# Passage for review
· · ·
Schwabing is Munich’s liveliest district, some say the nerve-center of the city’s creative life.
Officially incorporated into Munich in 1890, Schwabing took on the aura of Paris and Montmartre. Breaking with Germany’s rigid past, the area attracted writers, poets, actors, painters, and intellectuals such as Thomas Mann, Hermann Hesse, Rainer Maria Rilke, Paul Klee, and Wassily Kandinsky.
Even today, Schwabing is considered less a place than a state of mind. Near the university, full of cafés, pizzerias, art galleries, cinemas and discos, it now draws Munich’s smart-set, the schickeria or schickimickis. I noticed that when the schickeria meet, they don’t just offer the famous German (bone-cracking) handshake. Instead, they give each other bussis (kisses) on both cheeks. They say an energetic tschau instead of the more melodious Italian ciao, tschues instead of Auf Wiedersehen. They are young, stylish, and golden.
After leaving downtown Munich, I strolled along Ludwigstrasse to the Siegestor (Victory Gate) that marks the official boundary between Munich and Schwabing.
Just steps before reaching the Siegestor, I briefly detoured left into a small square near the entrance of the Ludwig-Maximilian University called Geschwister-Scholl-Platz.
This square honors the memory of Hans and Sophie Scholl, the brother and sister resistance team that bravely tried to thwart Hitler’s advances.
By 1942, Hans and Sophie Scholl had become so disillusioned with all that Hitler had come to represent, that they founded, along with friends, the “White Rose,” a nonviolent resistance organization to fight Nazi oppression. From June 1942 to February 1943, the Scholls and their collaborators actively and successfully distributed anti-Nazi leaflets throughout Germany, but by early 1943, their luck ran out. On February 18, while distributing their anti-Hitler fliers, this time on the Ludwig-Maximilian University campus, they were arrested and executed four days later. The movie Sophie Scholl: The Final Days, tells their story.
· · ·
# Material shown
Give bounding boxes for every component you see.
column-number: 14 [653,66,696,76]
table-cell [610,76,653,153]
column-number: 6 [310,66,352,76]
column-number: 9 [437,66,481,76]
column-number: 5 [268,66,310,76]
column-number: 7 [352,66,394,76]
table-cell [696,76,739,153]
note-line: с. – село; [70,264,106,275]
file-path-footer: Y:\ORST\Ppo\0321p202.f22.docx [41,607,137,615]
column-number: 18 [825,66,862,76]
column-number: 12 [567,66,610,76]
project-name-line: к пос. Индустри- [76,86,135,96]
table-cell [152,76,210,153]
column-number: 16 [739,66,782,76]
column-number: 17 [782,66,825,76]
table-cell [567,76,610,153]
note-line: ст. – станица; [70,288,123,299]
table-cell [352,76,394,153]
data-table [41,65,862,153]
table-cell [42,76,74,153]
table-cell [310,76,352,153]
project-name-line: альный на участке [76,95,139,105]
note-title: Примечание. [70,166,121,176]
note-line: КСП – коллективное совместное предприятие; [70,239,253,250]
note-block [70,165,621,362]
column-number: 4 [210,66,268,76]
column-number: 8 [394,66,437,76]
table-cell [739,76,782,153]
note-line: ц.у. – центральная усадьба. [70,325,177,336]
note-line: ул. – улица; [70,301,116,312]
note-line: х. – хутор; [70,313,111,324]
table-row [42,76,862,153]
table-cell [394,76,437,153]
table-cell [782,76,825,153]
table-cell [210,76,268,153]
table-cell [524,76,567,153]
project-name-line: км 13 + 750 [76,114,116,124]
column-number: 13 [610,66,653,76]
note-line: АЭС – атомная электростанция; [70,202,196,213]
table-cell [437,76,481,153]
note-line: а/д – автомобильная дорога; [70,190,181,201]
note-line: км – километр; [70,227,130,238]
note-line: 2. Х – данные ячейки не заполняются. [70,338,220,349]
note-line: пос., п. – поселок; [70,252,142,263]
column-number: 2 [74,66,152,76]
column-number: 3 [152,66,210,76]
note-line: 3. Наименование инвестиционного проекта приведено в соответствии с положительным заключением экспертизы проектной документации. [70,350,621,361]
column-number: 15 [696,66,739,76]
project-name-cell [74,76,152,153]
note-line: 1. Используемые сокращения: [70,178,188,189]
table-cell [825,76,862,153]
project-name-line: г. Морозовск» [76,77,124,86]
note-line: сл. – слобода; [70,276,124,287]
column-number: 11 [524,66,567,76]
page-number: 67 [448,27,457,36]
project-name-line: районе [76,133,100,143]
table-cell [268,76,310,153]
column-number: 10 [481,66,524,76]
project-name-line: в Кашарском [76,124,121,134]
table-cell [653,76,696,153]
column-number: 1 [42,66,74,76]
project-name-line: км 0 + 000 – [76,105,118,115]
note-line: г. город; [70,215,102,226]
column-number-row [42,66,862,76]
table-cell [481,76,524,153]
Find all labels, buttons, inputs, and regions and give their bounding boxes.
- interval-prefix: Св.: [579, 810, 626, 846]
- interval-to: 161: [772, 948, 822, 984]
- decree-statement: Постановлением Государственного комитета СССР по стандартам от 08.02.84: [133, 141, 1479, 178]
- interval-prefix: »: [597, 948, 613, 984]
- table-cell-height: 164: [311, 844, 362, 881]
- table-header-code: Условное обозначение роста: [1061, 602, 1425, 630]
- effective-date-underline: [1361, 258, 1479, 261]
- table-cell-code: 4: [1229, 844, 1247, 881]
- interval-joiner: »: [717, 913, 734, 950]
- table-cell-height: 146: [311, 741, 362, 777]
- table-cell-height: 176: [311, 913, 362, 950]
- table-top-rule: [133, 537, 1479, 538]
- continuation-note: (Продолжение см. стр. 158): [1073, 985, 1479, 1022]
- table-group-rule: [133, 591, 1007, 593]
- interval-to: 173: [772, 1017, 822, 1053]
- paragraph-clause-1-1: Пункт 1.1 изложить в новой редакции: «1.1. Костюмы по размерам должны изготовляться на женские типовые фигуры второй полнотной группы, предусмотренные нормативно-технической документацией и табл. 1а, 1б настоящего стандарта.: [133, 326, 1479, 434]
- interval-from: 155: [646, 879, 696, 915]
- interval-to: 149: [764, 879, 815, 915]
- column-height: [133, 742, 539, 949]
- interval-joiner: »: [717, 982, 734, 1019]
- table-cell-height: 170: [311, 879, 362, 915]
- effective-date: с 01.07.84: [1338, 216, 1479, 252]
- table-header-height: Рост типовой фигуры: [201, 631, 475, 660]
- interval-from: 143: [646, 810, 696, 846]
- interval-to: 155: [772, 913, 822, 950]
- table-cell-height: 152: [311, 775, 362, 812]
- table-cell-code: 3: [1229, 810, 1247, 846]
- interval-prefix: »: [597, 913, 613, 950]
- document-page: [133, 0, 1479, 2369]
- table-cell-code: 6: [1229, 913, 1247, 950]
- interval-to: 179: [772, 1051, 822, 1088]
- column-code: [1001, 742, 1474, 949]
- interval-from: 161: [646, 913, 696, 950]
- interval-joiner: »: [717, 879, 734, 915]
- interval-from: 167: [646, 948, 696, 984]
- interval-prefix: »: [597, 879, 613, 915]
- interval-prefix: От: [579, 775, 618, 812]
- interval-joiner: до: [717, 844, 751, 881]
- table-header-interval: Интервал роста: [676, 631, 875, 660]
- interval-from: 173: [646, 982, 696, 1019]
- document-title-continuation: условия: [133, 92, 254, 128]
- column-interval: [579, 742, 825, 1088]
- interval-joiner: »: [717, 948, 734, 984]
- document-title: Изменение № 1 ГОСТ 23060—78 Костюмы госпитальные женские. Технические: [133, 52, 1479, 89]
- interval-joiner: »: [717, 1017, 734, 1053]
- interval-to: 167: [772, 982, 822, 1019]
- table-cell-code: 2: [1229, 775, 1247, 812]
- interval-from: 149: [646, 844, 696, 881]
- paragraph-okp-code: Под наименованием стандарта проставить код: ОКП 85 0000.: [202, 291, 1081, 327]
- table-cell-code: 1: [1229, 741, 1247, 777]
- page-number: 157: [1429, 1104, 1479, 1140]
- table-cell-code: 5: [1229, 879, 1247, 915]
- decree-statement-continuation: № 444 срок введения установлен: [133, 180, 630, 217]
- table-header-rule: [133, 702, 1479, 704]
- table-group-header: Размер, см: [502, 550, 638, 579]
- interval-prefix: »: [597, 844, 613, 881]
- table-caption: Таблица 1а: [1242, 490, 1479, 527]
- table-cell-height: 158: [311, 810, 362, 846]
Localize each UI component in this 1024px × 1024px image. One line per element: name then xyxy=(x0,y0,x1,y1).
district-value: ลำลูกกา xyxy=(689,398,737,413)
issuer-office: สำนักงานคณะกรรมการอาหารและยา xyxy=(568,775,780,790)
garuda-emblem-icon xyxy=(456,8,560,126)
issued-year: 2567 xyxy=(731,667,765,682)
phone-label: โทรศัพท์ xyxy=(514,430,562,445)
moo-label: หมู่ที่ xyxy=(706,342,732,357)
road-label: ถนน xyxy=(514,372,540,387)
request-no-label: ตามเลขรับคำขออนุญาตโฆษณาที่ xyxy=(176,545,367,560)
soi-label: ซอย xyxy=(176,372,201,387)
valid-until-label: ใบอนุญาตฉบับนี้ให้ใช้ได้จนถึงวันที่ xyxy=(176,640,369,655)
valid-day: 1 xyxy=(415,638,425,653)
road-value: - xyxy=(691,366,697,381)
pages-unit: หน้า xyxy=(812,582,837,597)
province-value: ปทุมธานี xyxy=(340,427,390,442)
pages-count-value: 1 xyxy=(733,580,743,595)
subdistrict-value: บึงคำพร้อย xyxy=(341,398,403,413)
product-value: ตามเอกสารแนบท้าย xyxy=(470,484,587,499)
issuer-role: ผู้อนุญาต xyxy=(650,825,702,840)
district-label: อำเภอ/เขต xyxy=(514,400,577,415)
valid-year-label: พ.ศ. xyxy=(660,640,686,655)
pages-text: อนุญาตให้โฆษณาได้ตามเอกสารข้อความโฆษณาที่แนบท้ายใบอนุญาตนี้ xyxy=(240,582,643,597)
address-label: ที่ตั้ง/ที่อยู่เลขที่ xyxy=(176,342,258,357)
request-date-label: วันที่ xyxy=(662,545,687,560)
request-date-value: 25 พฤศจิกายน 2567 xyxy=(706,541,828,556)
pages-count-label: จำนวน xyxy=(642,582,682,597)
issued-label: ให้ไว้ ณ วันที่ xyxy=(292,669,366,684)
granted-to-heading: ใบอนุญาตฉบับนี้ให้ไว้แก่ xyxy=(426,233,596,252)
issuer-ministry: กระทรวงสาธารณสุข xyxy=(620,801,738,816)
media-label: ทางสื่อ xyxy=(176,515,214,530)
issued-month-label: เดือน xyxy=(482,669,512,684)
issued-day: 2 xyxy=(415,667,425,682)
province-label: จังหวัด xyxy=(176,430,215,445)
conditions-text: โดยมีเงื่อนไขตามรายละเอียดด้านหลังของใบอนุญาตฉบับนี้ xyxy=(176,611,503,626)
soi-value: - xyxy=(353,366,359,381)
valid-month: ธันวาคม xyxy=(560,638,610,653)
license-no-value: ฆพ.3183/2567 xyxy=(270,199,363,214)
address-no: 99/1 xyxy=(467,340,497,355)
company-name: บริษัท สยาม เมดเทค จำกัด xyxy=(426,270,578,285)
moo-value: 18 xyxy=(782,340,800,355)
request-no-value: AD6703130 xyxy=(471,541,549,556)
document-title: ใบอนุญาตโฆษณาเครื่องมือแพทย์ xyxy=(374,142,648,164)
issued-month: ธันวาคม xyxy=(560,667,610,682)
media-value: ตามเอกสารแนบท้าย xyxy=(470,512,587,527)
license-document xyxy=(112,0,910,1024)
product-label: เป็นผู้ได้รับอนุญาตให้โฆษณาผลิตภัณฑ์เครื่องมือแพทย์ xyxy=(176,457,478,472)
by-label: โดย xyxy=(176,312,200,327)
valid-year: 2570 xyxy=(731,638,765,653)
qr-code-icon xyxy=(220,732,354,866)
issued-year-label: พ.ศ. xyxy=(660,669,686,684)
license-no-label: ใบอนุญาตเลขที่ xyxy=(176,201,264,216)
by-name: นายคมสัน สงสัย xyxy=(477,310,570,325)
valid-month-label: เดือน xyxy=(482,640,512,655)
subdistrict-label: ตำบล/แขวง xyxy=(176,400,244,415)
· · ·
# Problems and tasks
**A)** Write out the Schwabing passage from "Schwabing is Munich’s" up to and including "and Wassily Kandinsky.".
**B)** Why, according to the Schwabing passage, did Hans and Sophie Scholl found the White Rose? Answer in one to three sentences.
**C)** Carry on the travel account of Schwabing from its final sentence.

# Responses to the exercise
**A)**
Schwabing is Munich’s liveliest district, some say the nerve-center of the city’s creative life.
Officially incorporated into Munich in 1890, Schwabing took on the aura of Paris and Montmartre. Breaking with Germany’s rigid past, the area attracted writers, poets, actors, painters, and intellectuals such as Thomas Mann, Hermann Hesse, Rainer Maria Rilke, Paul Klee, and Wassily Kandinsky.

**B)** By 1942 they had become so disillusioned with all that Hitler had come to represent that they founded it with friends. It was a nonviolent resistance organization meant to fight Nazi oppression.

**C)**
I found the square teeming with life––students dashing, pilgrims ruminating. Especially compelling were actual fragments of White Rose publications embedded among the courtyard’s cobble stones.
After exploring the Geschwister-Scholl Platz, I passed the Siegestor, and I continued north, where Ludwigstrasse become Leopoldstrasse to visit my cousin, Christiane, a longtime Schwabing resident and clinical psychologist.
As an avocation, she studies Art Nouveau (New Art), which was the premier style from 1890-1910, inspired by nature and applied to art, architecture and decorative arts. In Germany this movement gained the name Jugendstil (Youth Style), a reaction to academic art, which was deemed too conservative. Artists wanted change. What evolved was characterized by more organic forms, graceful lines, and unrestricted expression. In Germany this movement gained the name Jugendstil (Youth Style). Schwabing is well endowed with this type of design. Here are two examples of Jugendstil that Christiane showed me:
Later that evening, we dined at a popular Schwabing restaurant called Truffaldino’s. We enjoyed Gebackener Schwertfisch mit Kartoffel and Chilipueree und Ananas Relish (baked sword fish with potatoes served with pureed chili and pineapple relish.)